▶ Task details
Reproduce all of the data exactly, with no line skipped.

▶ Chart and figure data

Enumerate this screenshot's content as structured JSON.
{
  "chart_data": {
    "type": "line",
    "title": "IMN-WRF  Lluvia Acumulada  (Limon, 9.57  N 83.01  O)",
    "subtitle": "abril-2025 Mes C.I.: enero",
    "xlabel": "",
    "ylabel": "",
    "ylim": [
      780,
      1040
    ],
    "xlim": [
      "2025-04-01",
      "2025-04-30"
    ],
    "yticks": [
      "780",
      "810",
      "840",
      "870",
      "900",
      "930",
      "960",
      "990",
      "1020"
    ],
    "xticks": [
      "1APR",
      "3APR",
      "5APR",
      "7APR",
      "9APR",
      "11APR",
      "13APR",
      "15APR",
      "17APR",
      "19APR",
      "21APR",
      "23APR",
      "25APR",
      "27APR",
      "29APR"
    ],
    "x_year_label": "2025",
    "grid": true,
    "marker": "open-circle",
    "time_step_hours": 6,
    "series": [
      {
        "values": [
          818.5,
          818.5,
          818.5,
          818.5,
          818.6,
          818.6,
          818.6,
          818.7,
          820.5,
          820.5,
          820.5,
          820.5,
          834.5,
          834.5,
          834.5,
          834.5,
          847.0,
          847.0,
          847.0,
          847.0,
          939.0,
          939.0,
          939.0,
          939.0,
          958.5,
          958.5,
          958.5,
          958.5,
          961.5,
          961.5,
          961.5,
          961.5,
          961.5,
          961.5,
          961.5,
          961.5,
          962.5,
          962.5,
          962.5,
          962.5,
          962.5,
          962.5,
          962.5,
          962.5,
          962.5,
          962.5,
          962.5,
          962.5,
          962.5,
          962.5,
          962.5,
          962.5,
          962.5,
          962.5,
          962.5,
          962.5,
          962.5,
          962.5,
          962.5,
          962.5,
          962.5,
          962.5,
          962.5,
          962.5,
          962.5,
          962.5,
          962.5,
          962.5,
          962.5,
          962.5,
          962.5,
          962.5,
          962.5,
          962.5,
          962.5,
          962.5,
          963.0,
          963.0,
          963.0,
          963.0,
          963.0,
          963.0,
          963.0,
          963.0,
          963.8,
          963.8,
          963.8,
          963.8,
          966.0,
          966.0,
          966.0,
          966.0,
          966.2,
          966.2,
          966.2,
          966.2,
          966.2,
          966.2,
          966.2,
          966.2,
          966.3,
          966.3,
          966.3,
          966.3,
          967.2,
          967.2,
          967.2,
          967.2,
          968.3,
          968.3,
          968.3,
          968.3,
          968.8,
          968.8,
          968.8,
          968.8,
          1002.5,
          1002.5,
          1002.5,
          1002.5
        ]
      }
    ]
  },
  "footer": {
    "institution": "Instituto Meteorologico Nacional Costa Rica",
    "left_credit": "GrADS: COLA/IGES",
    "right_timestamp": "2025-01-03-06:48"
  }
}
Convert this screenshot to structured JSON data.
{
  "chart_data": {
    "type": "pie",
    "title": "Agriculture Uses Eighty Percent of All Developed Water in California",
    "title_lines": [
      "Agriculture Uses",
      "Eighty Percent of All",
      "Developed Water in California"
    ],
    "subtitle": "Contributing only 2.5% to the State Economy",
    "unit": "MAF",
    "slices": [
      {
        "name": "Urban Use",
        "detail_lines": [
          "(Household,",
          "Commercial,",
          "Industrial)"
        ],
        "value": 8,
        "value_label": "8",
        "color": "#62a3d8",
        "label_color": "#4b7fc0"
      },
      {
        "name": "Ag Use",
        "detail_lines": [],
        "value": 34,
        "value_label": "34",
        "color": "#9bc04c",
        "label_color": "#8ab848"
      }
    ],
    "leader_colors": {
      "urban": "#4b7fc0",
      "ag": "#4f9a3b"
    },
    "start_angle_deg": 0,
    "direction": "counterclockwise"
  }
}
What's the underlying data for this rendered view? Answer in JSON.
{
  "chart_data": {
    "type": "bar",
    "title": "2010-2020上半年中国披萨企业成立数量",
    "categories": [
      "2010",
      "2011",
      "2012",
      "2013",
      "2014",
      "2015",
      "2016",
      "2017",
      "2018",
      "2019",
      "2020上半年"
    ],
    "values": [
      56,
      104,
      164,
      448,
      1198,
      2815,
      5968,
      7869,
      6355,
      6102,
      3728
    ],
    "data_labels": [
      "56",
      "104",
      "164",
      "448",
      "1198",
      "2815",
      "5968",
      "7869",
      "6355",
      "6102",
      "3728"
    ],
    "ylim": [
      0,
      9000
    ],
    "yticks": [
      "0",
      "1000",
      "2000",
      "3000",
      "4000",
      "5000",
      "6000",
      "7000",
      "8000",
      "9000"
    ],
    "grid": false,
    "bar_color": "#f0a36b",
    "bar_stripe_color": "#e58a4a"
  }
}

▶ Task output
Enumerate this screenshot's content as structured JSON.
{
  "chart_data": {
    "type": "line",
    "title": "IMN-WRF  Lluvia Acumulada  (Limon, 9.57  N 83.01  O)",
    "subtitle": "abril-2025 Mes C.I.: enero",
    "xlabel": "",
    "ylabel": "",
    "ylim": [
      780,
      1040
    ],
    "xlim": [
      "2025-04-01",
      "2025-04-30"
    ],
    "yticks": [
      "780",
      "810",
      "840",
      "870",
      "900",
      "930",
      "960",
      "990",
      "1020"
    ],
    "xticks": [
      "1APR",
      "3APR",
      "5APR",
      "7APR",
      "9APR",
      "11APR",
      "13APR",
      "15APR",
      "17APR",
      "19APR",
      "21APR",
      "23APR",
      "25APR",
      "27APR",
      "29APR"
    ],
    "x_year_label": "2025",
    "grid": true,
    "marker": "open-circle",
    "time_step_hours": 6,
    "series": [
      {
        "values": [
          818.5,
          818.5,
          818.5,
          818.5,
          818.6,
          818.6,
          818.6,
          818.7,
          820.5,
          820.5,
          820.5,
          820.5,
          834.5,
          834.5,
          834.5,
          834.5,
          847.0,
          847.0,
          847.0,
          847.0,
          939.0,
          939.0,
          939.0,
          939.0,
          958.5,
          958.5,
          958.5,
          958.5,
          961.5,
          961.5,
          961.5,
          961.5,
          961.5,
          961.5,
          961.5,
          961.5,
          962.5,
          962.5,
          962.5,
          962.5,
          962.5,
          962.5,
          962.5,
          962.5,
          962.5,
          962.5,
          962.5,
          962.5,
          962.5,
          962.5,
          962.5,
          962.5,
          962.5,
          962.5,
          962.5,
          962.5,
          962.5,
          962.5,
          962.5,
          962.5,
          962.5,
          962.5,
          962.5,
          962.5,
          962.5,
          962.5,
          962.5,
          962.5,
          962.5,
          962.5,
          962.5,
          962.5,
          962.5,
          962.5,
          962.5,
          962.5,
          963.0,
          963.0,
          963.0,
          963.0,
          963.0,
          963.0,
          963.0,
          963.0,
          963.8,
          963.8,
          963.8,
          963.8,
          966.0,
          966.0,
          966.0,
          966.0,
          966.2,
          966.2,
          966.2,
          966.2,
          966.2,
          966.2,
          966.2,
          966.2,
          966.3,
          966.3,
          966.3,
          966.3,
          967.2,
          967.2,
          967.2,
          967.2,
          968.3,
          968.3,
          968.3,
          968.3,
          968.8,
          968.8,
          968.8,
          968.8,
          1002.5,
          1002.5,
          1002.5,
          1002.5
        ]
      }
    ]
  },
  "footer": {
    "institution": "Instituto Meteorologico Nacional Costa Rica",
    "left_credit": "GrADS: COLA/IGES",
    "right_timestamp": "2025-01-03-06:48"
  }
}
Convert this screenshot to structured JSON data.
{
  "chart_data": {
    "type": "pie",
    "title": "Agriculture Uses Eighty Percent of All Developed Water in California",
    "title_lines": [
      "Agriculture Uses",
      "Eighty Percent of All",
      "Developed Water in California"
    ],
    "subtitle": "Contributing only 2.5% to the State Economy",
    "unit": "MAF",
    "slices": [
      {
        "name": "Urban Use",
        "detail_lines": [
          "(Household,",
          "Commercial,",
          "Industrial)"
        ],
        "value": 8,
        "value_label": "8",
        "color": "#62a3d8",
        "label_color": "#4b7fc0"
      },
      {
        "name": "Ag Use",
        "detail_lines": [],
        "value": 34,
        "value_label": "34",
        "color": "#9bc04c",
        "label_color": "#8ab848"
      }
    ],
    "leader_colors": {
      "urban": "#4b7fc0",
      "ag": "#4f9a3b"
    },
    "start_angle_deg": 0,
    "direction": "counterclockwise"
  }
}
What's the underlying data for this rendered view? Answer in JSON.
{
  "chart_data": {
    "type": "bar",
    "title": "2010-2020上半年中国披萨企业成立数量",
    "categories": [
      "2010",
      "2011",
      "2012",
      "2013",
      "2014",
      "2015",
      "2016",
      "2017",
      "2018",
      "2019",
      "2020上半年"
    ],
    "values": [
      56,
      104,
      164,
      448,
      1198,
      2815,
      5968,
      7869,
      6355,
      6102,
      3728
    ],
    "data_labels": [
      "56",
      "104",
      "164",
      "448",
      "1198",
      "2815",
      "5968",
      "7869",
      "6355",
      "6102",
      "3728"
    ],
    "ylim": [
      0,
      9000
    ],
    "yticks": [
      "0",
      "1000",
      "2000",
      "3000",
      "4000",
      "5000",
      "6000",
      "7000",
      "8000",
      "9000"
    ],
    "grid": false,
    "bar_color": "#f0a36b",
    "bar_stripe_color": "#e58a4a"
  }
}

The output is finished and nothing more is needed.